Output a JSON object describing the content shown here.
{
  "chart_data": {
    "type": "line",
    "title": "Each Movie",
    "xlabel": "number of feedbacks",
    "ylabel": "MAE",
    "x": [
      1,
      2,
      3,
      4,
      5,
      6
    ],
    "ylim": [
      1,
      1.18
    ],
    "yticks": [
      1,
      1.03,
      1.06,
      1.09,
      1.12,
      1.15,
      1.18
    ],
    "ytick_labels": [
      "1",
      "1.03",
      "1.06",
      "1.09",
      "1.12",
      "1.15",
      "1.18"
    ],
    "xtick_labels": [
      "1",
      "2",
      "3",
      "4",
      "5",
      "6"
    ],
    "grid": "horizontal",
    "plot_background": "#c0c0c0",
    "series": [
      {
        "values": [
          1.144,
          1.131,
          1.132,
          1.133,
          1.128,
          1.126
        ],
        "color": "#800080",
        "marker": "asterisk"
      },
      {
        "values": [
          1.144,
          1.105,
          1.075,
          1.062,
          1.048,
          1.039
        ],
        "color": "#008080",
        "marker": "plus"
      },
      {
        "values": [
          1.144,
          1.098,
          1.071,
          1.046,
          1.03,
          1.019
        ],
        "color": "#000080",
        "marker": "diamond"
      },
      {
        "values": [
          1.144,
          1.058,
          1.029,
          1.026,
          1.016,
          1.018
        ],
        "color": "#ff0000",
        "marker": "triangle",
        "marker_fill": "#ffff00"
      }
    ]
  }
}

---

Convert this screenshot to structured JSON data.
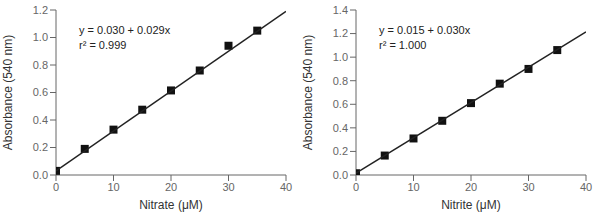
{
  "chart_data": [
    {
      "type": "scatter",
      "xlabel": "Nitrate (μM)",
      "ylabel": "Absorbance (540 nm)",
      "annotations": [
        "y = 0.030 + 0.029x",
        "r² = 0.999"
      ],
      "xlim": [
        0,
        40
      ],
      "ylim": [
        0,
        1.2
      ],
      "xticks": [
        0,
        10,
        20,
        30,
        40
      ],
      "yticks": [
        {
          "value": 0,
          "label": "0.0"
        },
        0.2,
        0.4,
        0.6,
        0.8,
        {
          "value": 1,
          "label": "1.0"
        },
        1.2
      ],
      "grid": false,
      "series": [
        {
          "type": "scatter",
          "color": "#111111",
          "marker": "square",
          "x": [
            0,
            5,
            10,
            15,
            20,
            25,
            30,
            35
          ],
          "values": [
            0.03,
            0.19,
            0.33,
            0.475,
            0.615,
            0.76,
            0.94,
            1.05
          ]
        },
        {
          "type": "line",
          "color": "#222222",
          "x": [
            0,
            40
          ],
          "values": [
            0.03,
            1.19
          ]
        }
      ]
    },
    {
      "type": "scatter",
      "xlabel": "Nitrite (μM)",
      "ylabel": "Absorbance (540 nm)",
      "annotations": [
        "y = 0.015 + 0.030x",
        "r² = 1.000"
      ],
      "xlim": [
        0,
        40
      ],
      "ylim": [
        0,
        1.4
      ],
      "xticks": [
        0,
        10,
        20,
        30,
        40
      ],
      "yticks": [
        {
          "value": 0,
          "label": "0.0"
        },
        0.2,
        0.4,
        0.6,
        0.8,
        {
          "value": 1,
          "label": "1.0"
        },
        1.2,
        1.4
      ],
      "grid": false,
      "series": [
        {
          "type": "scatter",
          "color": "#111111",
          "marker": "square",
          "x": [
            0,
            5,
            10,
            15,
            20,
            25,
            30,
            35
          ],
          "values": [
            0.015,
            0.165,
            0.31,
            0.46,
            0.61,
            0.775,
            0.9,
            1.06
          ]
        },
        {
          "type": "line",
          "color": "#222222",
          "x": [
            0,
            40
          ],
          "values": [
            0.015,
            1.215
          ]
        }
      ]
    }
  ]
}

### WRITTEN REQUEST:
Locate each line containing the string "xlabel" and show it.

### SOLUTION FOR THIS EXERCISE:
    "xlabel": "number of feedbacks",
      "xlabel": "Nitrate (μM)",
      "xlabel": "Nitrite (μM)",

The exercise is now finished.